What you will do
Recast every line of the listing below as a numbered list, skipping blank lines and leaving out the pictures.

===== Material provided =====

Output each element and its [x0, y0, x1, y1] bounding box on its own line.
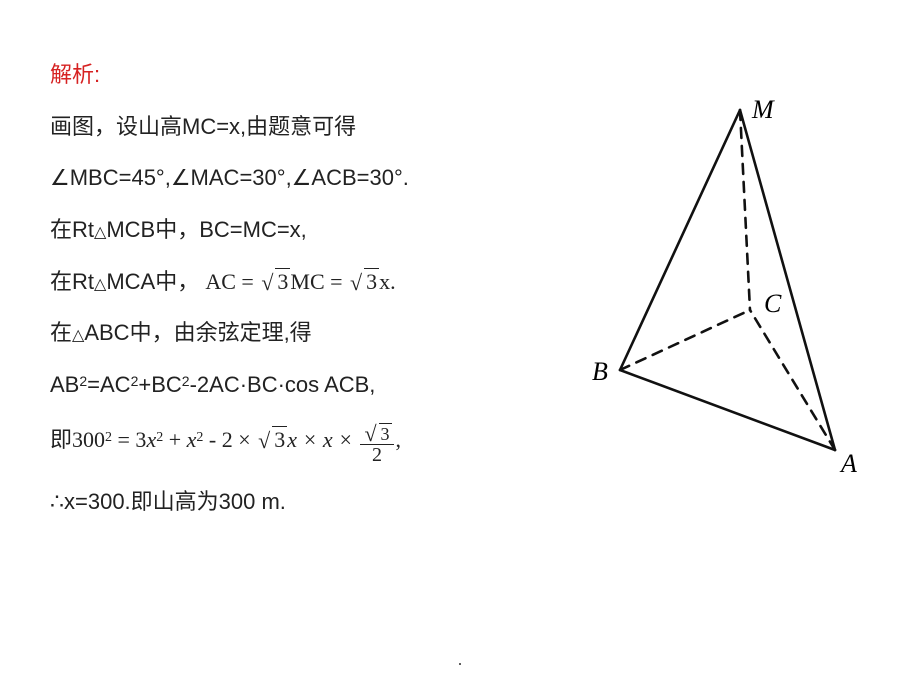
slide-page: 解析: 画图，设山高MC=x,由题意可得 ∠MBC=45°,∠MAC=30°,∠… — [0, 0, 920, 690]
line-7: 即3002 = 3x2 + x2 - 2 × 3x × x × 32, — [50, 422, 540, 465]
frac-num: 3 — [360, 422, 393, 445]
eq-300: 300 — [72, 427, 105, 452]
line-1: 画图，设山高MC=x,由题意可得 — [50, 112, 540, 142]
heading: 解析: — [50, 60, 540, 90]
frac: 32 — [360, 422, 393, 465]
l6-ab: AB — [50, 372, 79, 397]
l5-prefix: 在 — [50, 320, 72, 345]
l7-prefix: 即 — [50, 427, 72, 452]
rad3: 3 — [275, 268, 290, 294]
line-8: ∴x=300.即山高为300 m. — [50, 487, 540, 517]
ac-eq1: AC = — [205, 269, 253, 294]
triangle-symbol: △ — [72, 327, 84, 344]
ac-eq3: x. — [379, 269, 396, 294]
line-2: ∠MBC=45°,∠MAC=30°,∠ACB=30°. — [50, 163, 540, 193]
rad3b: 3 — [364, 268, 379, 294]
svg-text:C: C — [764, 289, 782, 318]
sup2d: 2 — [105, 430, 112, 445]
frac-den: 2 — [360, 445, 393, 465]
l3-prefix: 在Rt — [50, 217, 94, 242]
svg-text:B: B — [592, 357, 608, 386]
l4-mid: MCA中， — [106, 269, 199, 294]
l6-rest: -2AC·BC·cos ACB, — [190, 372, 376, 397]
ac-formula: AC = 3MC = 3x. — [205, 269, 395, 294]
l4-prefix: 在Rt — [50, 269, 94, 294]
content-row: 解析: 画图，设山高MC=x,由题意可得 ∠MBC=45°,∠MAC=30°,∠… — [50, 60, 880, 539]
triangle-symbol: △ — [94, 224, 106, 241]
footer-dot: . — [457, 649, 462, 670]
line-3: 在Rt△MCB中，BC=MC=x, — [50, 215, 540, 245]
sup2c: 2 — [182, 373, 190, 389]
svg-text:M: M — [751, 95, 775, 124]
sqrt3-3: 3 — [256, 425, 287, 455]
l5-rest: ABC中，由余弦定理,得 — [84, 320, 311, 345]
line-5: 在△ABC中，由余弦定理,得 — [50, 318, 540, 348]
eq-plus: + — [163, 427, 186, 452]
sqrt3-1: 3 — [259, 267, 290, 297]
text-column: 解析: 画图，设山高MC=x,由题意可得 ∠MBC=45°,∠MAC=30°,∠… — [50, 60, 540, 539]
eq-minus: - 2 × — [203, 427, 256, 452]
eq-comma: , — [396, 427, 402, 452]
svg-text:A: A — [839, 449, 857, 478]
sqrt3-4: 3 — [362, 422, 391, 444]
line-4: 在Rt△MCA中， AC = 3MC = 3x. — [50, 267, 540, 297]
eq-xxx: x × x × — [287, 427, 358, 452]
sqrt3-2: 3 — [348, 267, 379, 297]
triangle-symbol: △ — [94, 276, 106, 293]
l6-eqac: =AC — [87, 372, 130, 397]
rad3d: 3 — [379, 423, 392, 444]
eq-x1: x — [146, 427, 156, 452]
line-6: AB2=AC2+BC2-2AC·BC·cos ACB, — [50, 370, 540, 400]
sup2a: 2 — [79, 373, 87, 389]
diagram-column: M C B A — [560, 60, 890, 539]
eq-eq: = 3 — [112, 427, 146, 452]
eq-formula: 3002 = 3x2 + x2 - 2 × 3x × x × 32, — [72, 427, 401, 452]
l3-rest: MCB中，BC=MC=x, — [106, 217, 306, 242]
eq-x2: x — [187, 427, 197, 452]
rad3c: 3 — [272, 426, 287, 452]
ac-eq2: MC = — [290, 269, 342, 294]
l6-plusbc: +BC — [138, 372, 181, 397]
pyramid-diagram: M C B A — [560, 90, 890, 490]
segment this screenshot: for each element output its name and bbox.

=====

Response to the task
1. Output each element and its [x0, y0, x1, y1] bounding box on its own line.
2. slide-page: 解析: 画图，设山高MC=x,由题意可得 ∠MBC=45°,∠MAC=30°,∠… — [0, 0, 920, 690]
3. line-7: 即3002 = 3x2 + x2 - 2 × 3x × x × 32, — [50, 422, 540, 465]
4. frac-num: 3 — [360, 422, 393, 445]
5. eq-300: 300 — [72, 427, 105, 452]
6. line-1: 画图，设山高MC=x,由题意可得 — [50, 112, 540, 142]
7. heading: 解析: — [50, 60, 540, 90]
8. frac: 32 — [360, 422, 393, 465]
9. l6-ab: AB — [50, 372, 79, 397]
10. l5-prefix: 在 — [50, 320, 72, 345]
11. l7-prefix: 即 — [50, 427, 72, 452]
12. rad3: 3 — [275, 268, 290, 294]
13. line-8: ∴x=300.即山高为300 m. — [50, 487, 540, 517]
14. ac-eq1: AC = — [205, 269, 253, 294]
15. triangle-symbol: △ — [72, 327, 84, 344]
16. ac-eq3: x. — [379, 269, 396, 294]
17. line-2: ∠MBC=45°,∠MAC=30°,∠ACB=30°. — [50, 163, 540, 193]
18. rad3b: 3 — [364, 268, 379, 294]
19. svg-text:C: C — [764, 289, 782, 318]
20. sup2d: 2 — [105, 430, 112, 445]
21. frac-den: 2 — [360, 445, 393, 465]
22. l3-prefix: 在Rt — [50, 217, 94, 242]
23. svg-text:B: B — [592, 357, 608, 386]
24. l4-mid: MCA中， — [106, 269, 199, 294]
25. l6-rest: -2AC·BC·cos ACB, — [190, 372, 376, 397]
26. ac-formula: AC = 3MC = 3x. — [205, 269, 395, 294]
27. l4-prefix: 在Rt — [50, 269, 94, 294]
28. content-row: 解析: 画图，设山高MC=x,由题意可得 ∠MBC=45°,∠MAC=30°,∠… — [50, 60, 880, 539]
29. triangle-symbol: △ — [94, 224, 106, 241]
30. footer-dot: . — [457, 649, 462, 670]
31. line-3: 在Rt△MCB中，BC=MC=x, — [50, 215, 540, 245]
32. sup2c: 2 — [182, 373, 190, 389]
33. svg-text:M: M — [751, 95, 775, 124]
34. sqrt3-3: 3 — [256, 425, 287, 455]
35. l5-rest: ABC中，由余弦定理,得 — [84, 320, 311, 345]
36. line-5: 在△ABC中，由余弦定理,得 — [50, 318, 540, 348]
37. eq-plus: + — [163, 427, 186, 452]
38. sqrt3-1: 3 — [259, 267, 290, 297]
39. text-column: 解析: 画图，设山高MC=x,由题意可得 ∠MBC=45°,∠MAC=30°,∠… — [50, 60, 540, 539]
40. eq-minus: - 2 × — [203, 427, 256, 452]
41. eq-comma: , — [396, 427, 402, 452]
42. svg-text:A: A — [839, 449, 857, 478]
43. sqrt3-4: 3 — [362, 422, 391, 444]
44. line-4: 在Rt△MCA中， AC = 3MC = 3x. — [50, 267, 540, 297]
45. eq-xxx: x × x × — [287, 427, 358, 452]
46. sqrt3-2: 3 — [348, 267, 379, 297]
47. triangle-symbol: △ — [94, 276, 106, 293]
48. l6-eqac: =AC — [87, 372, 130, 397]
49. rad3d: 3 — [379, 423, 392, 444]
50. eq-x1: x — [146, 427, 156, 452]
51. line-6: AB2=AC2+BC2-2AC·BC·cos ACB, — [50, 370, 540, 400]
52. sup2a: 2 — [79, 373, 87, 389]
53. diagram-column: M C B A — [560, 60, 890, 539]
54. eq-eq: = 3 — [112, 427, 146, 452]
55. eq-formula: 3002 = 3x2 + x2 - 2 × 3x × x × 32, — [72, 427, 401, 452]
56. l3-rest: MCB中，BC=MC=x, — [106, 217, 306, 242]
57. eq-x2: x — [187, 427, 197, 452]
58. rad3c: 3 — [272, 426, 287, 452]
59. ac-eq2: MC = — [290, 269, 342, 294]
60. l6-plusbc: +BC — [138, 372, 181, 397]
61. pyramid-diagram: M C B A — [560, 90, 890, 490]
62. segment this screenshot: for each element output its name and bbox.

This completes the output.